Goal of the exercise => Output exactly, and only, the stretch of lines beginning at the line with "Decode this image" and ending at the last line of the listing below. Drop the pictures.

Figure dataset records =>

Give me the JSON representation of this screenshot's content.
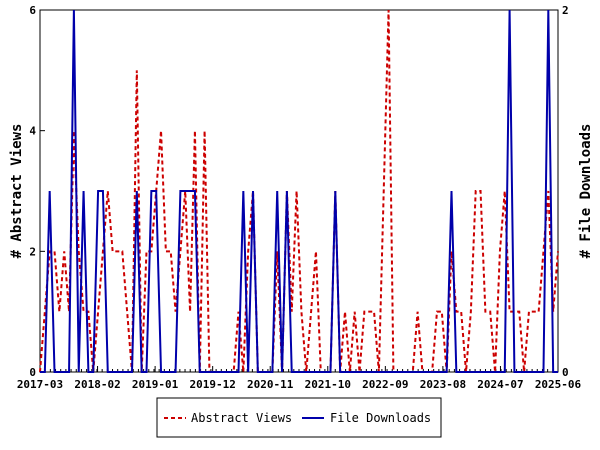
{
  "chart_data": {
    "type": "line",
    "x_tick_labels": [
      "2017-03",
      "2018-02",
      "2019-01",
      "2019-12",
      "2020-11",
      "2021-10",
      "2022-09",
      "2023-08",
      "2024-07",
      "2025-06"
    ],
    "y_left": {
      "label": "# Abstract Views",
      "ylim": [
        0,
        6
      ],
      "ticks": [
        "0",
        "2",
        "4",
        "6"
      ]
    },
    "y_right": {
      "label": "# File Downloads",
      "ylim": [
        0,
        2
      ],
      "ticks": [
        "0",
        "2"
      ]
    },
    "legend_position": "bottom-center",
    "series": [
      {
        "name": "Abstract Views",
        "axis": "left",
        "color": "#cc0000",
        "style": "dashed",
        "values": [
          0,
          1,
          2,
          2,
          1,
          2,
          1,
          4,
          2,
          1,
          1,
          0,
          1,
          2,
          3,
          2,
          2,
          2,
          1,
          0,
          5,
          0,
          2,
          2,
          3,
          4,
          2,
          2,
          1,
          2,
          3,
          1,
          4,
          0,
          4,
          0,
          0,
          0,
          0,
          0,
          0,
          1,
          0,
          2,
          3,
          0,
          0,
          0,
          0,
          2,
          0,
          3,
          1,
          3,
          1,
          0,
          1,
          2,
          0,
          0,
          0,
          3,
          0,
          1,
          0,
          1,
          0,
          1,
          1,
          1,
          0,
          3,
          6,
          0,
          0,
          0,
          0,
          0,
          1,
          0,
          0,
          0,
          1,
          1,
          0,
          2,
          1,
          1,
          0,
          1,
          3,
          3,
          1,
          1,
          0,
          2,
          3,
          1,
          1,
          1,
          0,
          1,
          1,
          1,
          2,
          3,
          1,
          2
        ]
      },
      {
        "name": "File Downloads",
        "axis": "right",
        "color": "#0000aa",
        "style": "solid",
        "values": [
          0,
          0,
          1,
          0,
          0,
          0,
          0,
          2,
          0,
          1,
          0,
          0,
          1,
          1,
          0,
          0,
          0,
          0,
          0,
          0,
          1,
          0,
          0,
          1,
          1,
          0,
          0,
          0,
          0,
          1,
          1,
          1,
          1,
          0,
          0,
          0,
          0,
          0,
          0,
          0,
          0,
          0,
          1,
          0,
          1,
          0,
          0,
          0,
          0,
          1,
          0,
          1,
          0,
          0,
          0,
          0,
          0,
          0,
          0,
          0,
          0,
          1,
          0,
          0,
          0,
          0,
          0,
          0,
          0,
          0,
          0,
          0,
          0,
          0,
          0,
          0,
          0,
          0,
          0,
          0,
          0,
          0,
          0,
          0,
          0,
          1,
          0,
          0,
          0,
          0,
          0,
          0,
          0,
          0,
          0,
          0,
          0,
          2,
          0,
          0,
          0,
          0,
          0,
          0,
          0,
          2,
          0,
          0
        ]
      }
    ]
  }
}
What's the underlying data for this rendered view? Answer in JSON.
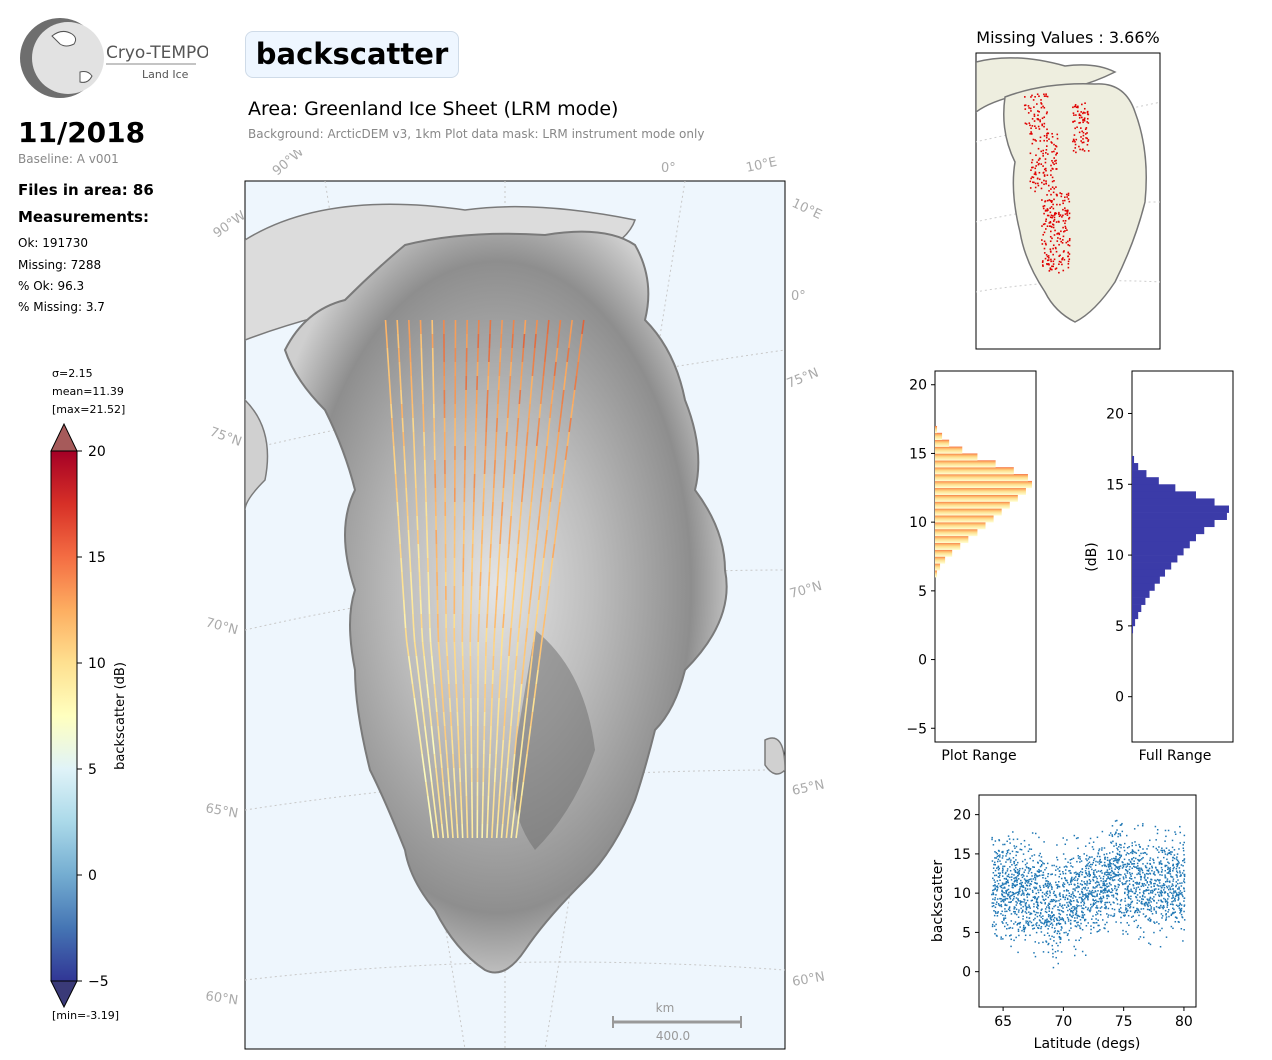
{
  "logo": {
    "name": "Cryo-TEMPO",
    "sub": "Land Ice"
  },
  "header": {
    "date": "11/2018",
    "baseline": "Baseline: A v001",
    "files": "Files in area: 86",
    "measurements_title": "Measurements:",
    "ok": "Ok: 191730",
    "missing": "Missing: 7288",
    "pct_ok": "% Ok: 96.3",
    "pct_missing": "% Missing: 3.7"
  },
  "title": "backscatter",
  "area_title": "Area: Greenland Ice Sheet (LRM mode)",
  "background_note": "Background: ArcticDEM v3, 1km   Plot data mask: LRM instrument mode only",
  "colorbar": {
    "sigma": "σ=2.15",
    "mean": "mean=11.39",
    "max": "[max=21.52]",
    "min": "[min=-3.19]",
    "label": "backscatter (dB)",
    "ticks": [
      "20",
      "15",
      "10",
      "5",
      "0",
      "−5"
    ],
    "range": [
      -5,
      20
    ]
  },
  "map": {
    "lon_labels": [
      "90°W",
      "90°W",
      "0°",
      "10°E",
      "10°E",
      "0°"
    ],
    "lat_labels_left": [
      "75°N",
      "70°N",
      "65°N",
      "60°N"
    ],
    "lat_labels_right": [
      "75°N",
      "70°N",
      "65°N",
      "60°N"
    ],
    "scale_unit": "km",
    "scale_value": "400.0",
    "colors": {
      "ocean": "#eef6fd",
      "coast": "#7a7a7a",
      "graticule": "#c8c8c8"
    }
  },
  "missing": {
    "title": "Missing Values : 3.66%",
    "land_color": "#eeeedf",
    "marker_color": "#e00000"
  },
  "chart_data": [
    {
      "type": "bar",
      "orientation": "horizontal",
      "name": "Plot Range histogram",
      "xlabel": "Plot Range",
      "ylim": [
        -6,
        21
      ],
      "yticks": [
        -5,
        0,
        5,
        10,
        15,
        20
      ],
      "bins": [
        6,
        6.5,
        7,
        7.5,
        8,
        8.5,
        9,
        9.5,
        10,
        10.5,
        11,
        11.5,
        12,
        12.5,
        13,
        13.5,
        14,
        14.5,
        15,
        15.5,
        16,
        16.5
      ],
      "counts": [
        2,
        5,
        10,
        17,
        25,
        33,
        42,
        50,
        58,
        66,
        74,
        82,
        90,
        96,
        92,
        78,
        60,
        42,
        27,
        14,
        7,
        2
      ]
    },
    {
      "type": "bar",
      "orientation": "horizontal",
      "name": "Full Range histogram",
      "xlabel": "Full Range",
      "ylabel": "(dB)",
      "ylim": [
        -3.2,
        23
      ],
      "yticks": [
        0,
        5,
        10,
        15,
        20
      ],
      "bins": [
        4.5,
        5,
        5.5,
        6,
        6.5,
        7,
        7.5,
        8,
        8.5,
        9,
        9.5,
        10,
        10.5,
        11,
        11.5,
        12,
        12.5,
        13,
        13.5,
        14,
        14.5,
        15,
        15.5,
        16,
        16.5
      ],
      "counts": [
        1,
        3,
        6,
        9,
        13,
        17,
        22,
        27,
        32,
        38,
        44,
        50,
        56,
        62,
        70,
        80,
        92,
        94,
        80,
        62,
        42,
        26,
        14,
        6,
        2
      ]
    },
    {
      "type": "scatter",
      "name": "backscatter vs latitude",
      "xlabel": "Latitude (degs)",
      "ylabel": "backscatter",
      "xlim": [
        63,
        81
      ],
      "ylim": [
        -4.5,
        22.5
      ],
      "xticks": [
        65,
        70,
        75,
        80
      ],
      "yticks": [
        0,
        5,
        10,
        15,
        20
      ],
      "color": "#1f77b4",
      "trend": [
        [
          64,
          11
        ],
        [
          66,
          10.5
        ],
        [
          68,
          9.5
        ],
        [
          69,
          8.5
        ],
        [
          70,
          9.5
        ],
        [
          72,
          10.5
        ],
        [
          73,
          11
        ],
        [
          74,
          12.5
        ],
        [
          75,
          12
        ],
        [
          76,
          11
        ],
        [
          78,
          11.5
        ],
        [
          80,
          11
        ]
      ]
    }
  ]
}
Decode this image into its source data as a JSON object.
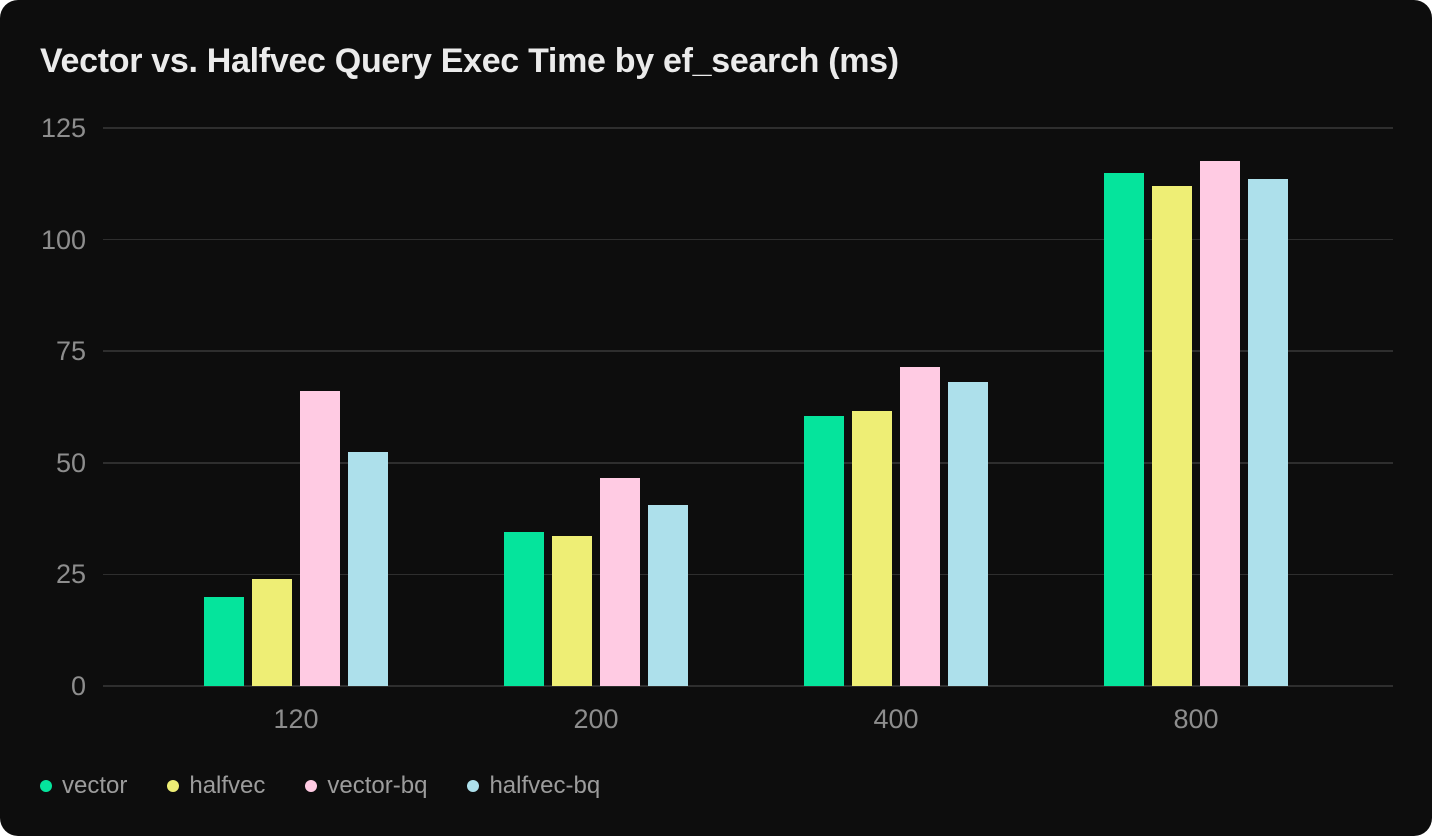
{
  "card": {
    "background_color": "#0d0d0d",
    "page_background_color": "#ffffff",
    "gridline_color": "#2e2e2e",
    "title_color": "#ebebeb",
    "tick_label_color": "#8d8d8d",
    "legend_label_color": "#9c9c9c"
  },
  "chart_data": {
    "type": "bar",
    "title": "Vector vs. Halfvec Query Exec Time by ef_search (ms)",
    "xlabel": "",
    "ylabel": "",
    "categories": [
      "120",
      "200",
      "400",
      "800"
    ],
    "series": [
      {
        "name": "vector",
        "color": "#05e49c",
        "values": [
          20,
          34.5,
          60.5,
          115
        ]
      },
      {
        "name": "halfvec",
        "color": "#eeee75",
        "values": [
          24,
          33.5,
          61.5,
          112
        ]
      },
      {
        "name": "vector-bq",
        "color": "#ffcbe3",
        "values": [
          66,
          46.5,
          71.5,
          117.5
        ]
      },
      {
        "name": "halfvec-bq",
        "color": "#ade0eb",
        "values": [
          52.5,
          40.5,
          68,
          113.5
        ]
      }
    ],
    "ylim": [
      0,
      125
    ],
    "yticks": [
      0,
      25,
      50,
      75,
      100,
      125
    ],
    "grid": true,
    "legend_position": "bottom-left"
  }
}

Response =>
Decode this image into its source data as a JSON object.
{
  "card": {
    "background_color": "#0d0d0d",
    "page_background_color": "#ffffff",
    "gridline_color": "#2e2e2e",
    "title_color": "#ebebeb",
    "tick_label_color": "#8d8d8d",
    "legend_label_color": "#9c9c9c"
  },
  "chart_data": {
    "type": "bar",
    "title": "Vector vs. Halfvec Query Exec Time by ef_search (ms)",
    "xlabel": "",
    "ylabel": "",
    "categories": [
      "120",
      "200",
      "400",
      "800"
    ],
    "series": [
      {
        "name": "vector",
        "color": "#05e49c",
        "values": [
          20,
          34.5,
          60.5,
          115
        ]
      },
      {
        "name": "halfvec",
        "color": "#eeee75",
        "values": [
          24,
          33.5,
          61.5,
          112
        ]
      },
      {
        "name": "vector-bq",
        "color": "#ffcbe3",
        "values": [
          66,
          46.5,
          71.5,
          117.5
        ]
      },
      {
        "name": "halfvec-bq",
        "color": "#ade0eb",
        "values": [
          52.5,
          40.5,
          68,
          113.5
        ]
      }
    ],
    "ylim": [
      0,
      125
    ],
    "yticks": [
      0,
      25,
      50,
      75,
      100,
      125
    ],
    "grid": true,
    "legend_position": "bottom-left"
  }
}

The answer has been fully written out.